-------- DATA FOR PROCESSING --------
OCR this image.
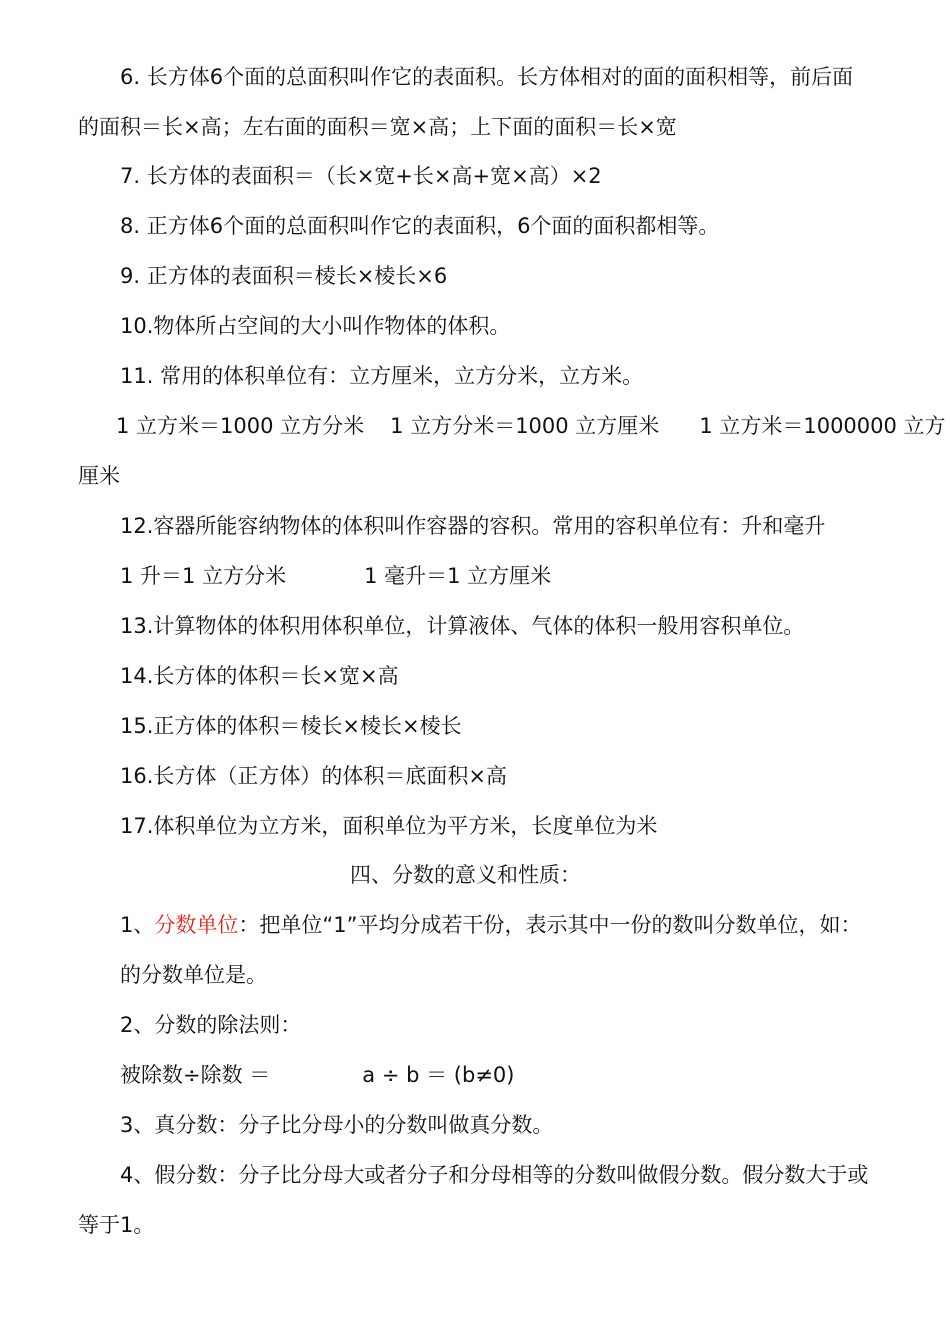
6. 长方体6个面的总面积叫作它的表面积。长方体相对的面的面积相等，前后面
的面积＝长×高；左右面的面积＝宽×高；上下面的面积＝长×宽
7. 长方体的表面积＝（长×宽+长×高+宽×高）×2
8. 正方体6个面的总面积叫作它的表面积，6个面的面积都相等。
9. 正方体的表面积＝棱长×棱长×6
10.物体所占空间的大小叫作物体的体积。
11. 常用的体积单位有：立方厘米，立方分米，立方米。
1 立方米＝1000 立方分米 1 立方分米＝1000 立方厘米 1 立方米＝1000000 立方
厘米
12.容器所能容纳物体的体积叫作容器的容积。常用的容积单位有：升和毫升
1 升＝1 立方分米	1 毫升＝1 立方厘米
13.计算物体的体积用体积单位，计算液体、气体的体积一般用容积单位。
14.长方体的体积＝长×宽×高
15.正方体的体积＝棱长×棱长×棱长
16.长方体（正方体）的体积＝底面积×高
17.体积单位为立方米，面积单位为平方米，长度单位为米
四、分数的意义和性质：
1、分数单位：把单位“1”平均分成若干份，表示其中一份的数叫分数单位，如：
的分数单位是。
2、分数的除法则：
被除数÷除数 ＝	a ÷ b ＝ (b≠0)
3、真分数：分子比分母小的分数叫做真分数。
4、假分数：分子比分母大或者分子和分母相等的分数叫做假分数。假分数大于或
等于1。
--------
**DESCRIPTION OF THE TASK:**
Set each line of the records down exactly, leaving every picture out.

**CORRECT ANSWER:**
OCR this image.
6. 长方体6个面的总面积叫作它的表面积。长方体相对的面的面积相等，前后面
的面积＝长×高；左右面的面积＝宽×高；上下面的面积＝长×宽
7. 长方体的表面积＝（长×宽+长×高+宽×高）×2
8. 正方体6个面的总面积叫作它的表面积，6个面的面积都相等。
9. 正方体的表面积＝棱长×棱长×6
10.物体所占空间的大小叫作物体的体积。
11. 常用的体积单位有：立方厘米，立方分米，立方米。
1 立方米＝1000 立方分米 1 立方分米＝1000 立方厘米 1 立方米＝1000000 立方
厘米
12.容器所能容纳物体的体积叫作容器的容积。常用的容积单位有：升和毫升
1 升＝1 立方分米	1 毫升＝1 立方厘米
13.计算物体的体积用体积单位，计算液体、气体的体积一般用容积单位。
14.长方体的体积＝长×宽×高
15.正方体的体积＝棱长×棱长×棱长
16.长方体（正方体）的体积＝底面积×高
17.体积单位为立方米，面积单位为平方米，长度单位为米
四、分数的意义和性质：
1、分数单位：把单位“1”平均分成若干份，表示其中一份的数叫分数单位，如：
的分数单位是。
2、分数的除法则：
被除数÷除数 ＝	a ÷ b ＝ (b≠0)
3、真分数：分子比分母小的分数叫做真分数。
4、假分数：分子比分母大或者分子和分母相等的分数叫做假分数。假分数大于或
等于1。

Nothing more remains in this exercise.